Do this | Copy out all the records, word for word.

****************************************

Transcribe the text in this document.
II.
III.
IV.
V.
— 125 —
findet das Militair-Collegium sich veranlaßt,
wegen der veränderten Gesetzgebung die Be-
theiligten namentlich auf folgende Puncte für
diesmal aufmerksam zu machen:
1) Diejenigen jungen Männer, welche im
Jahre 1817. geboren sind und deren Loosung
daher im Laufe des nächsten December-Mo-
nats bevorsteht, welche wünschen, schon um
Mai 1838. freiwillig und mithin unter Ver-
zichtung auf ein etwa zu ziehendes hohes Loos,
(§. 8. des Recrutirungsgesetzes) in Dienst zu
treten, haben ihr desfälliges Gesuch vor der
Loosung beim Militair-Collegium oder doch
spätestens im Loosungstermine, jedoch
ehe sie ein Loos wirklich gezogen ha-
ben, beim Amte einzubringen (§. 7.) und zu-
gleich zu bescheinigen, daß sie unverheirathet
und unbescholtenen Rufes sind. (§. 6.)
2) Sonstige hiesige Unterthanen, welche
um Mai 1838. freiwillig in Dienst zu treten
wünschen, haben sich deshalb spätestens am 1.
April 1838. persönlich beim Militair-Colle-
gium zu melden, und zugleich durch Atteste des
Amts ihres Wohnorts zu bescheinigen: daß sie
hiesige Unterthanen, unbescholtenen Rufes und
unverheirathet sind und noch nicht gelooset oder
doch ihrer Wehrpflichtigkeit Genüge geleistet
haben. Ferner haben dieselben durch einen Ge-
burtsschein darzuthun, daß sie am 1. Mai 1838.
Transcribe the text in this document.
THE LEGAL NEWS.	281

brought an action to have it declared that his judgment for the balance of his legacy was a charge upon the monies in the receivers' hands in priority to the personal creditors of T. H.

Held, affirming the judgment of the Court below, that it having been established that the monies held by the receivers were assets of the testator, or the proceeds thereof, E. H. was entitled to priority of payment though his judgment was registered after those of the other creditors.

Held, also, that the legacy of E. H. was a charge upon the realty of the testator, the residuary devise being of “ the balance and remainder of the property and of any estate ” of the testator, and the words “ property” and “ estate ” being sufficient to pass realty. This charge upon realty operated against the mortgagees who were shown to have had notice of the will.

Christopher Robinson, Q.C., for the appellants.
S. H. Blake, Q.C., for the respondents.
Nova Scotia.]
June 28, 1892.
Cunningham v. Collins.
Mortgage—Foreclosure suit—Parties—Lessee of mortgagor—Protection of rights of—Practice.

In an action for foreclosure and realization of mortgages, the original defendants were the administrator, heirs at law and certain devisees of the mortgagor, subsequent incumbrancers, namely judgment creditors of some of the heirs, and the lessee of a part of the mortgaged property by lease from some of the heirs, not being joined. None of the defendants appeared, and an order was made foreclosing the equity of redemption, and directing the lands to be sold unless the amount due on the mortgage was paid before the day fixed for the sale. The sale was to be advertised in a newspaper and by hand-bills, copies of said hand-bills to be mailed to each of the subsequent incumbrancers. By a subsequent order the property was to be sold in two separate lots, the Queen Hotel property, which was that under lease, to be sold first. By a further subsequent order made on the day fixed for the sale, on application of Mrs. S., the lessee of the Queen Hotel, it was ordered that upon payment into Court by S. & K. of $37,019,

****************************************

Task output |
Transcribe the text in this document.
II.
III.
IV.
V.
— 125 —
findet das Militair-Collegium sich veranlaßt,
wegen der veränderten Gesetzgebung die Be-
theiligten namentlich auf folgende Puncte für
diesmal aufmerksam zu machen:
1) Diejenigen jungen Männer, welche im
Jahre 1817. geboren sind und deren Loosung
daher im Laufe des nächsten December-Mo-
nats bevorsteht, welche wünschen, schon um
Mai 1838. freiwillig und mithin unter Ver-
zichtung auf ein etwa zu ziehendes hohes Loos,
(§. 8. des Recrutirungsgesetzes) in Dienst zu
treten, haben ihr desfälliges Gesuch vor der
Loosung beim Militair-Collegium oder doch
spätestens im Loosungstermine, jedoch
ehe sie ein Loos wirklich gezogen ha-
ben, beim Amte einzubringen (§. 7.) und zu-
gleich zu bescheinigen, daß sie unverheirathet
und unbescholtenen Rufes sind. (§. 6.)
2) Sonstige hiesige Unterthanen, welche
um Mai 1838. freiwillig in Dienst zu treten
wünschen, haben sich deshalb spätestens am 1.
April 1838. persönlich beim Militair-Colle-
gium zu melden, und zugleich durch Atteste des
Amts ihres Wohnorts zu bescheinigen: daß sie
hiesige Unterthanen, unbescholtenen Rufes und
unverheirathet sind und noch nicht gelooset oder
doch ihrer Wehrpflichtigkeit Genüge geleistet
haben. Ferner haben dieselben durch einen Ge-
burtsschein darzuthun, daß sie am 1. Mai 1838.
Transcribe the text in this document.
THE LEGAL NEWS.	281

brought an action to have it declared that his judgment for the balance of his legacy was a charge upon the monies in the receivers' hands in priority to the personal creditors of T. H.

Held, affirming the judgment of the Court below, that it having been established that the monies held by the receivers were assets of the testator, or the proceeds thereof, E. H. was entitled to priority of payment though his judgment was registered after those of the other creditors.

Held, also, that the legacy of E. H. was a charge upon the realty of the testator, the residuary devise being of “ the balance and remainder of the property and of any estate ” of the testator, and the words “ property” and “ estate ” being sufficient to pass realty. This charge upon realty operated against the mortgagees who were shown to have had notice of the will.

Christopher Robinson, Q.C., for the appellants.
S. H. Blake, Q.C., for the respondents.
Nova Scotia.]
June 28, 1892.
Cunningham v. Collins.
Mortgage—Foreclosure suit—Parties—Lessee of mortgagor—Protection of rights of—Practice.

In an action for foreclosure and realization of mortgages, the original defendants were the administrator, heirs at law and certain devisees of the mortgagor, subsequent incumbrancers, namely judgment creditors of some of the heirs, and the lessee of a part of the mortgaged property by lease from some of the heirs, not being joined. None of the defendants appeared, and an order was made foreclosing the equity of redemption, and directing the lands to be sold unless the amount due on the mortgage was paid before the day fixed for the sale. The sale was to be advertised in a newspaper and by hand-bills, copies of said hand-bills to be mailed to each of the subsequent incumbrancers. By a subsequent order the property was to be sold in two separate lots, the Queen Hotel property, which was that under lease, to be sold first. By a further subsequent order made on the day fixed for the sale, on application of Mrs. S., the lessee of the Queen Hotel, it was ordered that upon payment into Court by S. & K. of $37,019,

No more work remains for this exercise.